**DIRECTIONS:** All lines holding the string "series" should be copied from the data below.

--*--

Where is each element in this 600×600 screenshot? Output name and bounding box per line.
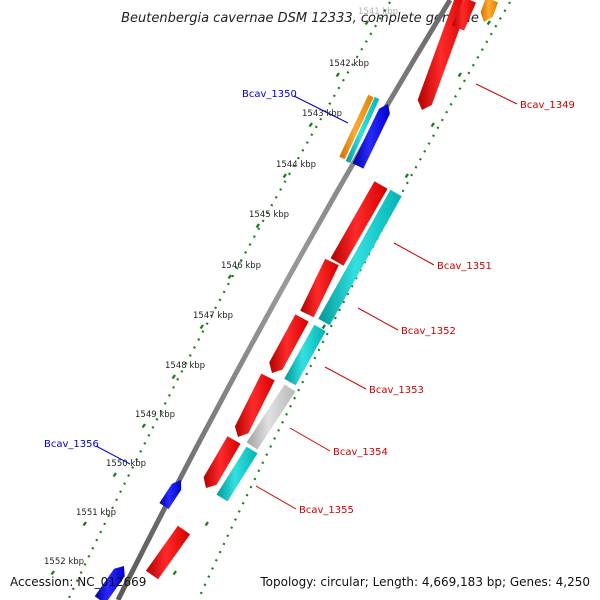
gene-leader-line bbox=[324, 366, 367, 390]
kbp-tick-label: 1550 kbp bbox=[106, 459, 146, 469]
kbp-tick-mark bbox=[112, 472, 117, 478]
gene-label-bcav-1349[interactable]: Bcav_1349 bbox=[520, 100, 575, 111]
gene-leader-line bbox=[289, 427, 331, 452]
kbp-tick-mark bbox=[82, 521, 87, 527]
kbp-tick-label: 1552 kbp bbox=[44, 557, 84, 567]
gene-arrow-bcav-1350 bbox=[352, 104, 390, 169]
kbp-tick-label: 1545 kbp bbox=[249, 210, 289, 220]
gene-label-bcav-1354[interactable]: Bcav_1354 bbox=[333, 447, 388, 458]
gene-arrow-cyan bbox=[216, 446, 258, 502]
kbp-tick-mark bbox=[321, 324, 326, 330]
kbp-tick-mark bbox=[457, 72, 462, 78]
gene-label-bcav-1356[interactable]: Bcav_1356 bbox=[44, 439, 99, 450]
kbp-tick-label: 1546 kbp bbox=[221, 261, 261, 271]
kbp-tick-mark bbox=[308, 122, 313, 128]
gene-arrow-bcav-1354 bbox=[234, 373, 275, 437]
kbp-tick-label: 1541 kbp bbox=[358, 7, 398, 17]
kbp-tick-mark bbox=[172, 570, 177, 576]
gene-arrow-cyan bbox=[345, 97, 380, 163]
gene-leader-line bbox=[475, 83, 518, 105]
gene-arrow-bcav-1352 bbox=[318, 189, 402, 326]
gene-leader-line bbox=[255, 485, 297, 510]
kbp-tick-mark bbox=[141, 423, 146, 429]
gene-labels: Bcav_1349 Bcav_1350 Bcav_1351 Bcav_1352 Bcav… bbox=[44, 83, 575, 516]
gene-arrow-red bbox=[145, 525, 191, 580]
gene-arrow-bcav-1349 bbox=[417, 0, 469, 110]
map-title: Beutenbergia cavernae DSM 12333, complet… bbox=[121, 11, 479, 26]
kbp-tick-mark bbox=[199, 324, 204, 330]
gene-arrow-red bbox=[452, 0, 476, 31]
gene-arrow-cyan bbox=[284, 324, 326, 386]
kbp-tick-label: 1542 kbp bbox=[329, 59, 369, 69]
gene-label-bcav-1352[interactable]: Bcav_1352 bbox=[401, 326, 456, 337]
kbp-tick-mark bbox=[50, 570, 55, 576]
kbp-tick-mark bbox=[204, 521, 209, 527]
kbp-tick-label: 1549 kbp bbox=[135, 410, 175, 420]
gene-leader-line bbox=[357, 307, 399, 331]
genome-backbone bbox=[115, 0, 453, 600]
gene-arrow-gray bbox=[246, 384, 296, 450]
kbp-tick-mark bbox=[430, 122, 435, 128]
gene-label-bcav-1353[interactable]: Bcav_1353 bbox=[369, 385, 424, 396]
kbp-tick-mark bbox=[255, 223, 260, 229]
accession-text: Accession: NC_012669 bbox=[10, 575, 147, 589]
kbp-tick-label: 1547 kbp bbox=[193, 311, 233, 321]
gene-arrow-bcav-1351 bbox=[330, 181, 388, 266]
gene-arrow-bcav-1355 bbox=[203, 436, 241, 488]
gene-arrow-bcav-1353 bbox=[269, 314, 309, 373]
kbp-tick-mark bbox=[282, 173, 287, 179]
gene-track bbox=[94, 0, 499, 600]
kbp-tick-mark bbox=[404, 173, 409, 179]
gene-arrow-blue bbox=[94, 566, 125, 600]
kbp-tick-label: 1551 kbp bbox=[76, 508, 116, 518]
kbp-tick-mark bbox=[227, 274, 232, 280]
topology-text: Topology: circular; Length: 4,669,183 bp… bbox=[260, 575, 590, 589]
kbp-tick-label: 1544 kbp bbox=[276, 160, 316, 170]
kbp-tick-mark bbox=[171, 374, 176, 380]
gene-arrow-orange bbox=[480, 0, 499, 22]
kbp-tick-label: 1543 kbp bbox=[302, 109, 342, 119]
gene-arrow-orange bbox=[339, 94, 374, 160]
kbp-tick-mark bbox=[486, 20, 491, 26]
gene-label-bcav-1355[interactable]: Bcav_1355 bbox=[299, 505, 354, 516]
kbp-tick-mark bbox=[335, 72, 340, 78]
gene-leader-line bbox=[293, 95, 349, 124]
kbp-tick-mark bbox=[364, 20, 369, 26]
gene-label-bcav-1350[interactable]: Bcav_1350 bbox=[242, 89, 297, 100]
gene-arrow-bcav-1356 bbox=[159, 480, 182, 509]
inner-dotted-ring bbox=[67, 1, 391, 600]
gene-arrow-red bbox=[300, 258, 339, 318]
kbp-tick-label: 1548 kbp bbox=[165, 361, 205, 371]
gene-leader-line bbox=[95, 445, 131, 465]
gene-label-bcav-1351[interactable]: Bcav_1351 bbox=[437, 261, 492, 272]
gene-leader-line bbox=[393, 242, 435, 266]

--*--

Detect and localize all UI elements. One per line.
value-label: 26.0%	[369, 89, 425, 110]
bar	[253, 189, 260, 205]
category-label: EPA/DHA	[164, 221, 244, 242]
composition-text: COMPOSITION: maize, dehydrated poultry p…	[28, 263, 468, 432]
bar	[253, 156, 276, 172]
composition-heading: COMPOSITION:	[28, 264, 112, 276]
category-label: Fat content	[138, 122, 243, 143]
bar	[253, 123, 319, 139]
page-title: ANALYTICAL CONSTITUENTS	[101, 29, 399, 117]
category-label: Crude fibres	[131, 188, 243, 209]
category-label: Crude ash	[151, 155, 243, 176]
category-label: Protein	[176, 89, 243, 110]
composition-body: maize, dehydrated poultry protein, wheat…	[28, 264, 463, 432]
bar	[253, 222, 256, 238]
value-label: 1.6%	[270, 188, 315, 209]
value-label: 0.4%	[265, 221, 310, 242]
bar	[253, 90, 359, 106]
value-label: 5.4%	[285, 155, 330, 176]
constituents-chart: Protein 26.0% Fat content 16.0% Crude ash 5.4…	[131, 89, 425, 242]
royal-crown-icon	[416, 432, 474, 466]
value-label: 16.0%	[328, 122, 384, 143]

--*--

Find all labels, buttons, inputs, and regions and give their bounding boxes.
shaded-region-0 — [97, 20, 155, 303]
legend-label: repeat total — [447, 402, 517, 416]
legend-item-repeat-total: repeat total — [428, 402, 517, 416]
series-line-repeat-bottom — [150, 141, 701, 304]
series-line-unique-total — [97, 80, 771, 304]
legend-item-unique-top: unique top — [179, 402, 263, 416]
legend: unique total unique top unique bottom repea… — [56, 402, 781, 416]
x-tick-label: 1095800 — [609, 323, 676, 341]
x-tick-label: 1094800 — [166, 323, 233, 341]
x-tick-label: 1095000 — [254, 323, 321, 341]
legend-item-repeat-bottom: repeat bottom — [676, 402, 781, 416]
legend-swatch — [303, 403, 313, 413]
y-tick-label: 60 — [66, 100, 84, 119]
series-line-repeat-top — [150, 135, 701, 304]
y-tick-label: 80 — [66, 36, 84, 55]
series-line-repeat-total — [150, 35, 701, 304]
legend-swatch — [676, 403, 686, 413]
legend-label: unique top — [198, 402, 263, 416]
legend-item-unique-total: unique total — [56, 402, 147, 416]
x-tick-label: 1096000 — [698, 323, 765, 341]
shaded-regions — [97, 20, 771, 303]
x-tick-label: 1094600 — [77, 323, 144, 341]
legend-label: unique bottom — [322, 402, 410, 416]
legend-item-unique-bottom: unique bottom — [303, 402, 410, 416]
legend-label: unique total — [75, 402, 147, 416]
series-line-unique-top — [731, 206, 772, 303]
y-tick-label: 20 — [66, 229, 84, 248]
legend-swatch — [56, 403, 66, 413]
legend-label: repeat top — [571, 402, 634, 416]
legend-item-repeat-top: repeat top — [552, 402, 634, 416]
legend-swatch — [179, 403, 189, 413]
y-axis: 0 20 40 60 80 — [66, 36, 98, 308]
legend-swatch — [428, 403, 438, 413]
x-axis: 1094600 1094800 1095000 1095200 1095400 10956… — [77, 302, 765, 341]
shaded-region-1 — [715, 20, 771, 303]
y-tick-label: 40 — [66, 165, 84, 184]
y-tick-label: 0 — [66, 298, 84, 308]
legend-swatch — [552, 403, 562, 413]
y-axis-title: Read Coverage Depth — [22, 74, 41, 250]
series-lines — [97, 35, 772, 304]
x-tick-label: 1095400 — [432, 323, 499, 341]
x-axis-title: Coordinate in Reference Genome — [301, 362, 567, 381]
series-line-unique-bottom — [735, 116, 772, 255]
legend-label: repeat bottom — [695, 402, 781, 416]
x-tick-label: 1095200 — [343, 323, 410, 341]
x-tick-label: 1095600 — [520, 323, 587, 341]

--*--

**EXERCISE ANSWER:**
series-line-repeat-bottom — [150, 141, 701, 304]
series-line-unique-total — [97, 80, 771, 304]
series-line-repeat-top — [150, 135, 701, 304]
series-line-repeat-total — [150, 35, 701, 304]
series-line-unique-top — [731, 206, 772, 303]
series-lines — [97, 35, 772, 304]
series-line-unique-bottom — [735, 116, 772, 255]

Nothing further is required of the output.